begin Supplied data

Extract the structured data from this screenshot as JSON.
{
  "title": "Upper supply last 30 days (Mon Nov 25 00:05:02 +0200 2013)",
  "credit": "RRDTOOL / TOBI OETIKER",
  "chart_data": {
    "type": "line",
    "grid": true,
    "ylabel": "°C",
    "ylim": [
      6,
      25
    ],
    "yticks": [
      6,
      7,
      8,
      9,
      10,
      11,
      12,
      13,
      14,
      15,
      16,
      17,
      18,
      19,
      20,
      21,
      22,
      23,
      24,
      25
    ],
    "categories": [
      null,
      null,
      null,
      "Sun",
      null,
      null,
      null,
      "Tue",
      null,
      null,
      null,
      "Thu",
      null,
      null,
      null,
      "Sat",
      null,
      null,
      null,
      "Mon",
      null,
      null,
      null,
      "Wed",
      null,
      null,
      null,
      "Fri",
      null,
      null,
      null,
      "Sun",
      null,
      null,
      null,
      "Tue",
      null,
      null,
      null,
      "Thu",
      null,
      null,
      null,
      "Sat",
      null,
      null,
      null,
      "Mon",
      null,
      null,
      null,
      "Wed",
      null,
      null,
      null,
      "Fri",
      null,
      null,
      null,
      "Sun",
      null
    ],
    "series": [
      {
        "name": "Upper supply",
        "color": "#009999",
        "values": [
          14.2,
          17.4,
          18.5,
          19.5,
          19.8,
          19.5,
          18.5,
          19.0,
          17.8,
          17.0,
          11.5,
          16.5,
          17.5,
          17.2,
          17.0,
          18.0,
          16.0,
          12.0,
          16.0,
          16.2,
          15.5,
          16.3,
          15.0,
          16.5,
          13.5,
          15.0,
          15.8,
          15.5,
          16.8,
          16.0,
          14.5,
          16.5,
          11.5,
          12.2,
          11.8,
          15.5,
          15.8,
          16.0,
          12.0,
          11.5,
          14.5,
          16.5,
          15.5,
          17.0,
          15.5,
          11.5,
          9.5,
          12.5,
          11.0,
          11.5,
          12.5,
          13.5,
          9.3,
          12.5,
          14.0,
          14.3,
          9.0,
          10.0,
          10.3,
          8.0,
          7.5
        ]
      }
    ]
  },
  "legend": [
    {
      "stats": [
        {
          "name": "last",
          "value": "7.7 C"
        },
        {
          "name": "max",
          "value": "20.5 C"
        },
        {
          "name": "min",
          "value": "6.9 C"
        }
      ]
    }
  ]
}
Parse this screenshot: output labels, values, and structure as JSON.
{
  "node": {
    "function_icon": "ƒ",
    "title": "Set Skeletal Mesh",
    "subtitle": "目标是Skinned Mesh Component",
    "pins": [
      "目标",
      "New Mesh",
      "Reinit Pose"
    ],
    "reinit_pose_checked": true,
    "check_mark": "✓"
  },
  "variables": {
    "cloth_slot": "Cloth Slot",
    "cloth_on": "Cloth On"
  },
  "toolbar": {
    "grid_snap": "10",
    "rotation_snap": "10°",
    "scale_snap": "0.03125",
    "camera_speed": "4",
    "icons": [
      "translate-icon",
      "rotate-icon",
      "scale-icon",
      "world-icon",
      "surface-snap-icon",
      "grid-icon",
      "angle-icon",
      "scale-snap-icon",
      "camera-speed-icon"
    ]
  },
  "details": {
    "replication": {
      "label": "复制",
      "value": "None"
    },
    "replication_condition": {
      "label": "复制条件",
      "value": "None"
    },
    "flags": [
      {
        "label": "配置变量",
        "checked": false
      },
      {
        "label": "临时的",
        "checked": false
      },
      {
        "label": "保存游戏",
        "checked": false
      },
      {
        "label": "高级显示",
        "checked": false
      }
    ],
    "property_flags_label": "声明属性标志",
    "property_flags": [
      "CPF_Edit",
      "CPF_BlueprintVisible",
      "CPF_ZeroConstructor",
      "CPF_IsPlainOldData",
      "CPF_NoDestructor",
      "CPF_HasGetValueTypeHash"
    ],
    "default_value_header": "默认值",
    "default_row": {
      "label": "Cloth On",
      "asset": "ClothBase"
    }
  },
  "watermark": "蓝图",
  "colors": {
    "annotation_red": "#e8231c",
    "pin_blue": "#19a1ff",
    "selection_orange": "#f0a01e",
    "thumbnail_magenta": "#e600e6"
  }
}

end Supplied data
begin Supplied data

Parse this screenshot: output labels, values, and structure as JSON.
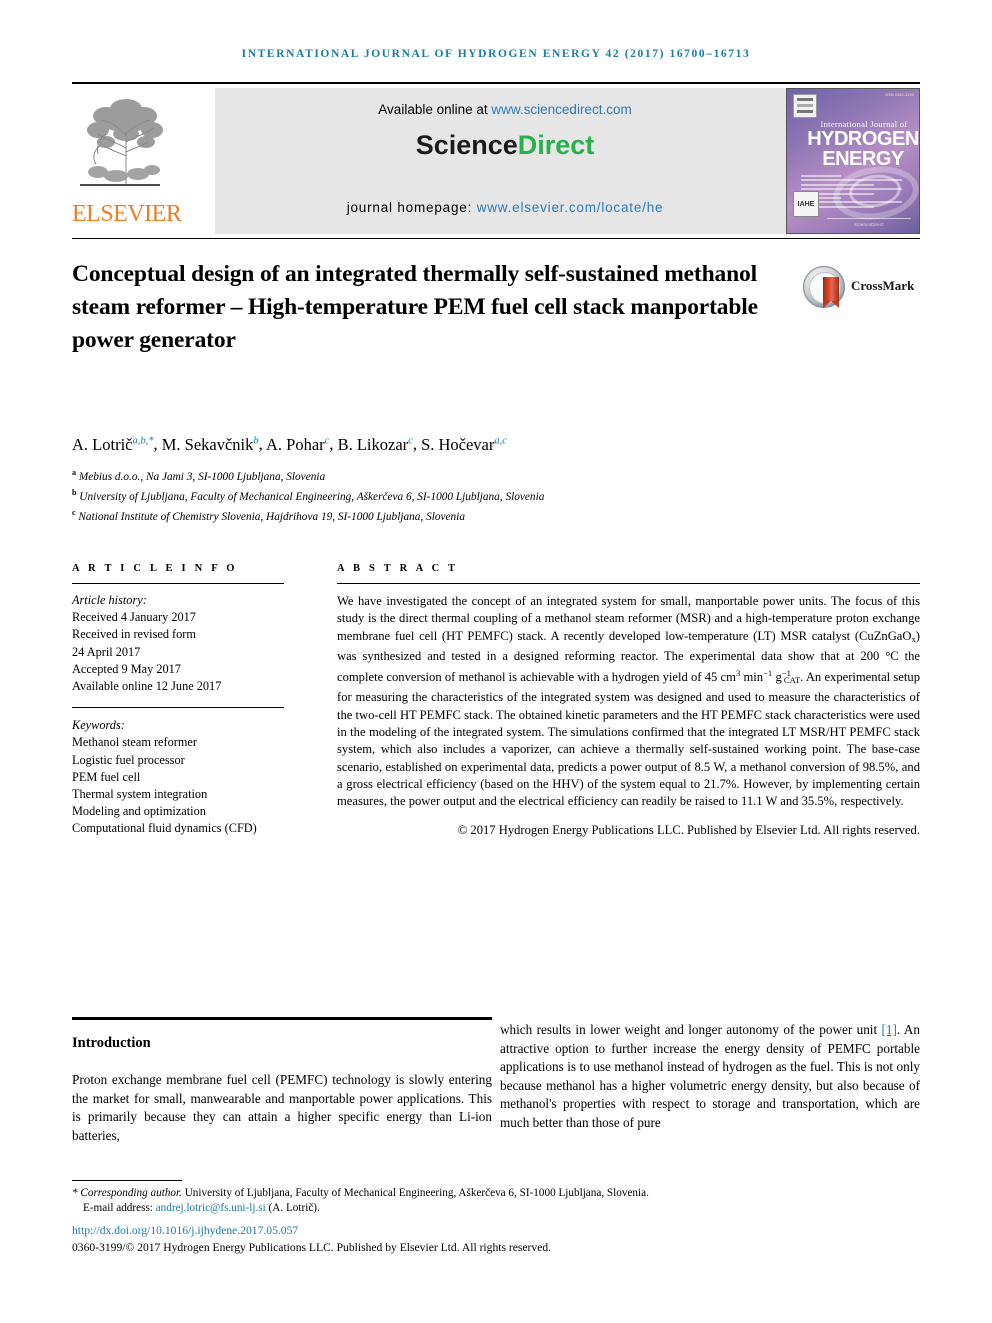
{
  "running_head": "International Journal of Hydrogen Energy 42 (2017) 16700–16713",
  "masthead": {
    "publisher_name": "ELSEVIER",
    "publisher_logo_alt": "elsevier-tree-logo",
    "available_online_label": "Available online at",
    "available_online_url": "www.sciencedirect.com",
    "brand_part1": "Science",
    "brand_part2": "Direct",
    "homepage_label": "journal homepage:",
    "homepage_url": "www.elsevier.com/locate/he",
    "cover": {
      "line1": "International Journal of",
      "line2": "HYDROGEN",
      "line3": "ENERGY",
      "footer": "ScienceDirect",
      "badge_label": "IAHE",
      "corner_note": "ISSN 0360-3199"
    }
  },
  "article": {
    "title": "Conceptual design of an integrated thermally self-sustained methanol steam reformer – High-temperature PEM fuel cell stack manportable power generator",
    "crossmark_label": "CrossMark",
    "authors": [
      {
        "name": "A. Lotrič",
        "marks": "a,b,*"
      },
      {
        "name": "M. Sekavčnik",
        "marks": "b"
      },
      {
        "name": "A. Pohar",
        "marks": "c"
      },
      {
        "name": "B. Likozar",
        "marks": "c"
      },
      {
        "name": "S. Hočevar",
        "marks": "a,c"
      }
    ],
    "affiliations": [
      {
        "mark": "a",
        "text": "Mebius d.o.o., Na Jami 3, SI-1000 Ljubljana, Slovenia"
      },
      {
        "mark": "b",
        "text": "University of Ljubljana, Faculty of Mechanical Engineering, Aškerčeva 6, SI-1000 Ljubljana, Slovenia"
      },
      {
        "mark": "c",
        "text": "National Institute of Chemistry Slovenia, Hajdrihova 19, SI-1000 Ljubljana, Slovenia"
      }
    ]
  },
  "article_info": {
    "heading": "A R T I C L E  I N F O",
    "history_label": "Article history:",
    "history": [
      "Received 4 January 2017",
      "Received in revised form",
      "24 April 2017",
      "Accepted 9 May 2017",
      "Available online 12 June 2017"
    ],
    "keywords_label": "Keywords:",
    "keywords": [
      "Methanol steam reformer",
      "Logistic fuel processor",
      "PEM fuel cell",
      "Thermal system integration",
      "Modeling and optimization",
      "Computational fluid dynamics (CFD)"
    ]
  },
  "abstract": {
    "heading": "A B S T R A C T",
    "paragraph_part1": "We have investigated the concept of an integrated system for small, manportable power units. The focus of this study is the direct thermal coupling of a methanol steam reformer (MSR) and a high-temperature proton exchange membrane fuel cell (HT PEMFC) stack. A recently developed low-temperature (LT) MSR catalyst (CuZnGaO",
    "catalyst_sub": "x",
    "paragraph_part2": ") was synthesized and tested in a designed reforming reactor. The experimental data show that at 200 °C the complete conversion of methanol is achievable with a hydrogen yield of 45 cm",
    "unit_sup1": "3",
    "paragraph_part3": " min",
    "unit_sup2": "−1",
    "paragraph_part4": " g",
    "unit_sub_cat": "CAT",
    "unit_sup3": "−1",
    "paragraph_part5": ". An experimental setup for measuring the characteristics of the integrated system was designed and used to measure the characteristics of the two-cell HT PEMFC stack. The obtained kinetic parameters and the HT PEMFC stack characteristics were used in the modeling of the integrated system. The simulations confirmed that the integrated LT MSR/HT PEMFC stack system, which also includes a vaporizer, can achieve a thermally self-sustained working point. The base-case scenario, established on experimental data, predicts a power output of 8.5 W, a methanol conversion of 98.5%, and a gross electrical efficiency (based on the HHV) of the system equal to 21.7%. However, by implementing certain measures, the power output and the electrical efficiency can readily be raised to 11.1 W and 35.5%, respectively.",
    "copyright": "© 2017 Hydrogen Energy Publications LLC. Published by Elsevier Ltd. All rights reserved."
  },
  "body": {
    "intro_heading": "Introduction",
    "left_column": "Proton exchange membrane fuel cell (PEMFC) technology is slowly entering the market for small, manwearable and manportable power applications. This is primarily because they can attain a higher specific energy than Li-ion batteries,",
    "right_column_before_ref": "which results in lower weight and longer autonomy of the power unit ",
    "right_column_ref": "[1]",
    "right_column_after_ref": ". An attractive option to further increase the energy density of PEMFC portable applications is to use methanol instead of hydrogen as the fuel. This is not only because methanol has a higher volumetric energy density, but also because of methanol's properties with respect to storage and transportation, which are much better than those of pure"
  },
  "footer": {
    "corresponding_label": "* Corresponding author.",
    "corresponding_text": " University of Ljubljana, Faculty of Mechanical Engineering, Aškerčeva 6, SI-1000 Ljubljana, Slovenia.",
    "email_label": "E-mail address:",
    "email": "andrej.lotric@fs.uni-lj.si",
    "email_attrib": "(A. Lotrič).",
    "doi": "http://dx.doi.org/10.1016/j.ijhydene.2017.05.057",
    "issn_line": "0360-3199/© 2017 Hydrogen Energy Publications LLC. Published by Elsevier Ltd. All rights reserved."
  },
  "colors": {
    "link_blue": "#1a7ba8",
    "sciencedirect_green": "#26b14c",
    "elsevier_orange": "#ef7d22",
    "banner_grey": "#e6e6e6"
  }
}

end Supplied data
begin Supplied data

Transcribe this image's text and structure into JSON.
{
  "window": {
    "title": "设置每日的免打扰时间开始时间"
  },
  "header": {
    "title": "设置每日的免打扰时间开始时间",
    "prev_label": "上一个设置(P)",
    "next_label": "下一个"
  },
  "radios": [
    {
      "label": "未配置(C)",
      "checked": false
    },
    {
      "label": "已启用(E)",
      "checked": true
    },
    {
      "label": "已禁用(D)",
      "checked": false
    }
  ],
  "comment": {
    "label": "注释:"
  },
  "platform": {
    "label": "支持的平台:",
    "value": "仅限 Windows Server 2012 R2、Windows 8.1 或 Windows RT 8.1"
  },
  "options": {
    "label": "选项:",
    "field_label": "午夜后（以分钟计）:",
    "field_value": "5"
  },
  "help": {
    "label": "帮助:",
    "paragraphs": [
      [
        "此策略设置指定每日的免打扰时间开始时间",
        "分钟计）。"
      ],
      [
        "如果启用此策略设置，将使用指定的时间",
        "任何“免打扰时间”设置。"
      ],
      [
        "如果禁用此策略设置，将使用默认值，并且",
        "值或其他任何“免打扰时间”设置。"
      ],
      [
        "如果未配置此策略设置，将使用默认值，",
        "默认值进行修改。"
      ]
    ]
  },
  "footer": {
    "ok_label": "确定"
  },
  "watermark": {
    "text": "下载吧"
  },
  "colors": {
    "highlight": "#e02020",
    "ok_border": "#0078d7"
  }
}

end Supplied data

Directions for this task:
Single out each line of the records above with the string "conversion" in it, and copy it.

Task answer:
    "paragraph_part2": ") was synthesized and tested in a designed reforming reactor. The experimental data show that at 200 °C the complete conversion of methanol is achievable with a hydrogen yield of 45 cm",
    "paragraph_part5": ". An experimental setup for measuring the characteristics of the integrated system was designed and used to measure the characteristics of the two-cell HT PEMFC stack. The obtained kinetic parameters and the HT PEMFC stack characteristics were used in the modeling of the integrated system. The simulations confirmed that the integrated LT MSR/HT PEMFC stack system, which also includes a vaporizer, can achieve a thermally self-sustained working point. The base-case scenario, established on experimental data, predicts a power output of 8.5 W, a methanol conversion of 98.5%, and a gross electrical efficiency (based on the HHV) of the system equal to 21.7%. However, by implementing certain measures, the power output and the electrical efficiency can readily be raised to 11.1 W and 35.5%, respectively.",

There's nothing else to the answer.